** Source material **
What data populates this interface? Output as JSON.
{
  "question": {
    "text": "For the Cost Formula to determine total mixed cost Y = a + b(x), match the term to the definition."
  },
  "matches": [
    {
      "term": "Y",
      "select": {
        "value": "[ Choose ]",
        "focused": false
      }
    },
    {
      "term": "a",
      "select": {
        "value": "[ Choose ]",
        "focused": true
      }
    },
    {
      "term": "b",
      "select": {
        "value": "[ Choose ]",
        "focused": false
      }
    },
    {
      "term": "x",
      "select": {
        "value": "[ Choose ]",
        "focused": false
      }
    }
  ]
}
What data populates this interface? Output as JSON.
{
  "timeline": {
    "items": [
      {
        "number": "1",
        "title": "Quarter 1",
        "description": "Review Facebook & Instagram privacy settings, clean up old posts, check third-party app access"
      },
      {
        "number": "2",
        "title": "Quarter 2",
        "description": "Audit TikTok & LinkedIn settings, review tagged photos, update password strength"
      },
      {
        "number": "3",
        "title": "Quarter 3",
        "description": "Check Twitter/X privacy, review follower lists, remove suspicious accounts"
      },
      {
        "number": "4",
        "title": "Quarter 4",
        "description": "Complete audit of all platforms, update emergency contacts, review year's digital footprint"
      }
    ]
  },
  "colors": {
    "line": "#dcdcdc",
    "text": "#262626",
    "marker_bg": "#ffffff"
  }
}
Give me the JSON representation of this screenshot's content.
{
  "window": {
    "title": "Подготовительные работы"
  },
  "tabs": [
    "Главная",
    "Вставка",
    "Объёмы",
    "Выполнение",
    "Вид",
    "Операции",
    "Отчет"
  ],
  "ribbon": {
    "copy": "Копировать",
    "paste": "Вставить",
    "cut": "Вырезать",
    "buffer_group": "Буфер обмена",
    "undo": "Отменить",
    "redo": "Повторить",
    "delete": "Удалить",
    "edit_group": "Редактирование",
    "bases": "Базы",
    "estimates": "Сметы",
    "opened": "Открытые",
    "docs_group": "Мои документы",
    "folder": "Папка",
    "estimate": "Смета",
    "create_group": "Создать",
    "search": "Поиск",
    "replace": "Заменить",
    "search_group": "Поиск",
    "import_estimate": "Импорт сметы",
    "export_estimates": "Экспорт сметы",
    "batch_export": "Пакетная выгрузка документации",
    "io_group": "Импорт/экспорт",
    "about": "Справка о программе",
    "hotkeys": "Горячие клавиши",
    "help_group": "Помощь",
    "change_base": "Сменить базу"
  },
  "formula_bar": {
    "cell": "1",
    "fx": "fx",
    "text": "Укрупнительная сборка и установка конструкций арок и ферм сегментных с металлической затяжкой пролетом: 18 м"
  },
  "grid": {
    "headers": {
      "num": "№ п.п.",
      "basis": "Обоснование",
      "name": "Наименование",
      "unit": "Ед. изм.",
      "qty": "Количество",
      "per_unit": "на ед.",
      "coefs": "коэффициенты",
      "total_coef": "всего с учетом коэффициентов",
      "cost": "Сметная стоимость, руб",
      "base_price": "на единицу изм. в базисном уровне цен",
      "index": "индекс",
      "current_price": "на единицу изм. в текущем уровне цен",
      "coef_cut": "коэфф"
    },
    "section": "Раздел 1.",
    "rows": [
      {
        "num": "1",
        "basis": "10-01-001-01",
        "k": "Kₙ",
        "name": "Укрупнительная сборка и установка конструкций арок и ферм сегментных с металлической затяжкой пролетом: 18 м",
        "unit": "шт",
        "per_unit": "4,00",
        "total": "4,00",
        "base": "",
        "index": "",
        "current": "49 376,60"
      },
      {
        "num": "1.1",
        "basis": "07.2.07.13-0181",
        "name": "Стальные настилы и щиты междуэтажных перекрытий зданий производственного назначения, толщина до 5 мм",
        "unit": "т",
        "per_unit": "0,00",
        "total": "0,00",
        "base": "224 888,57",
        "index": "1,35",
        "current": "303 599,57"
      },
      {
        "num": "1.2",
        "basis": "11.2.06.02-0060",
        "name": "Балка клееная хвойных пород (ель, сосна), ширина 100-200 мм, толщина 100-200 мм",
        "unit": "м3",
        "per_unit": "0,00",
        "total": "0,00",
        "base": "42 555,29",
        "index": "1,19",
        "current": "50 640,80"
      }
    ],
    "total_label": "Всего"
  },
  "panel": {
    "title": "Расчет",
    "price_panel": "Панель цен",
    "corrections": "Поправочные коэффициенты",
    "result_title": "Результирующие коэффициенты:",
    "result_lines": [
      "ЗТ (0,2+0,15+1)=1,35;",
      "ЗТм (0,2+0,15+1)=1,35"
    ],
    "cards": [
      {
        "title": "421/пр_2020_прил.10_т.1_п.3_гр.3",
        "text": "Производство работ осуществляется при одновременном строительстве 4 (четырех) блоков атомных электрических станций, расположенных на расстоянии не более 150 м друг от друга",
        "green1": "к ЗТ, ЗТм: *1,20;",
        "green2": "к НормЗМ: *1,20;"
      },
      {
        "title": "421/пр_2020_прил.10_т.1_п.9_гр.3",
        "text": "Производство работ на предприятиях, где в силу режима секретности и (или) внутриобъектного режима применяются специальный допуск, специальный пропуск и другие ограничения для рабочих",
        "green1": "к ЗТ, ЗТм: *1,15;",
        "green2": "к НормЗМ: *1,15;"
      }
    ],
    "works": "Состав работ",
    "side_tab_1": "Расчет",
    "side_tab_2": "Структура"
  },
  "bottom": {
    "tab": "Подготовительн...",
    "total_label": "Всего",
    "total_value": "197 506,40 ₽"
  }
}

** Set problem **
Write out the material from the first line to the last, exactly.

** Response **
What data populates this interface? Output as JSON.
{
  "question": {
    "text": "For the Cost Formula to determine total mixed cost Y = a + b(x), match the term to the definition."
  },
  "matches": [
    {
      "term": "Y",
      "select": {
        "value": "[ Choose ]",
        "focused": false
      }
    },
    {
      "term": "a",
      "select": {
        "value": "[ Choose ]",
        "focused": true
      }
    },
    {
      "term": "b",
      "select": {
        "value": "[ Choose ]",
        "focused": false
      }
    },
    {
      "term": "x",
      "select": {
        "value": "[ Choose ]",
        "focused": false
      }
    }
  ]
}
What data populates this interface? Output as JSON.
{
  "timeline": {
    "items": [
      {
        "number": "1",
        "title": "Quarter 1",
        "description": "Review Facebook & Instagram privacy settings, clean up old posts, check third-party app access"
      },
      {
        "number": "2",
        "title": "Quarter 2",
        "description": "Audit TikTok & LinkedIn settings, review tagged photos, update password strength"
      },
      {
        "number": "3",
        "title": "Quarter 3",
        "description": "Check Twitter/X privacy, review follower lists, remove suspicious accounts"
      },
      {
        "number": "4",
        "title": "Quarter 4",
        "description": "Complete audit of all platforms, update emergency contacts, review year's digital footprint"
      }
    ]
  },
  "colors": {
    "line": "#dcdcdc",
    "text": "#262626",
    "marker_bg": "#ffffff"
  }
}
Give me the JSON representation of this screenshot's content.
{
  "window": {
    "title": "Подготовительные работы"
  },
  "tabs": [
    "Главная",
    "Вставка",
    "Объёмы",
    "Выполнение",
    "Вид",
    "Операции",
    "Отчет"
  ],
  "ribbon": {
    "copy": "Копировать",
    "paste": "Вставить",
    "cut": "Вырезать",
    "buffer_group": "Буфер обмена",
    "undo": "Отменить",
    "redo": "Повторить",
    "delete": "Удалить",
    "edit_group": "Редактирование",
    "bases": "Базы",
    "estimates": "Сметы",
    "opened": "Открытые",
    "docs_group": "Мои документы",
    "folder": "Папка",
    "estimate": "Смета",
    "create_group": "Создать",
    "search": "Поиск",
    "replace": "Заменить",
    "search_group": "Поиск",
    "import_estimate": "Импорт сметы",
    "export_estimates": "Экспорт сметы",
    "batch_export": "Пакетная выгрузка документации",
    "io_group": "Импорт/экспорт",
    "about": "Справка о программе",
    "hotkeys": "Горячие клавиши",
    "help_group": "Помощь",
    "change_base": "Сменить базу"
  },
  "formula_bar": {
    "cell": "1",
    "fx": "fx",
    "text": "Укрупнительная сборка и установка конструкций арок и ферм сегментных с металлической затяжкой пролетом: 18 м"
  },
  "grid": {
    "headers": {
      "num": "№ п.п.",
      "basis": "Обоснование",
      "name": "Наименование",
      "unit": "Ед. изм.",
      "qty": "Количество",
      "per_unit": "на ед.",
      "coefs": "коэффициенты",
      "total_coef": "всего с учетом коэффициентов",
      "cost": "Сметная стоимость, руб",
      "base_price": "на единицу изм. в базисном уровне цен",
      "index": "индекс",
      "current_price": "на единицу изм. в текущем уровне цен",
      "coef_cut": "коэфф"
    },
    "section": "Раздел 1.",
    "rows": [
      {
        "num": "1",
        "basis": "10-01-001-01",
        "k": "Kₙ",
        "name": "Укрупнительная сборка и установка конструкций арок и ферм сегментных с металлической затяжкой пролетом: 18 м",
        "unit": "шт",
        "per_unit": "4,00",
        "total": "4,00",
        "base": "",
        "index": "",
        "current": "49 376,60"
      },
      {
        "num": "1.1",
        "basis": "07.2.07.13-0181",
        "name": "Стальные настилы и щиты междуэтажных перекрытий зданий производственного назначения, толщина до 5 мм",
        "unit": "т",
        "per_unit": "0,00",
        "total": "0,00",
        "base": "224 888,57",
        "index": "1,35",
        "current": "303 599,57"
      },
      {
        "num": "1.2",
        "basis": "11.2.06.02-0060",
        "name": "Балка клееная хвойных пород (ель, сосна), ширина 100-200 мм, толщина 100-200 мм",
        "unit": "м3",
        "per_unit": "0,00",
        "total": "0,00",
        "base": "42 555,29",
        "index": "1,19",
        "current": "50 640,80"
      }
    ],
    "total_label": "Всего"
  },
  "panel": {
    "title": "Расчет",
    "price_panel": "Панель цен",
    "corrections": "Поправочные коэффициенты",
    "result_title": "Результирующие коэффициенты:",
    "result_lines": [
      "ЗТ (0,2+0,15+1)=1,35;",
      "ЗТм (0,2+0,15+1)=1,35"
    ],
    "cards": [
      {
        "title": "421/пр_2020_прил.10_т.1_п.3_гр.3",
        "text": "Производство работ осуществляется при одновременном строительстве 4 (четырех) блоков атомных электрических станций, расположенных на расстоянии не более 150 м друг от друга",
        "green1": "к ЗТ, ЗТм: *1,20;",
        "green2": "к НормЗМ: *1,20;"
      },
      {
        "title": "421/пр_2020_прил.10_т.1_п.9_гр.3",
        "text": "Производство работ на предприятиях, где в силу режима секретности и (или) внутриобъектного режима применяются специальный допуск, специальный пропуск и другие ограничения для рабочих",
        "green1": "к ЗТ, ЗТм: *1,15;",
        "green2": "к НормЗМ: *1,15;"
      }
    ],
    "works": "Состав работ",
    "side_tab_1": "Расчет",
    "side_tab_2": "Структура"
  },
  "bottom": {
    "tab": "Подготовительн...",
    "total_label": "Всего",
    "total_value": "197 506,40 ₽"
  }
}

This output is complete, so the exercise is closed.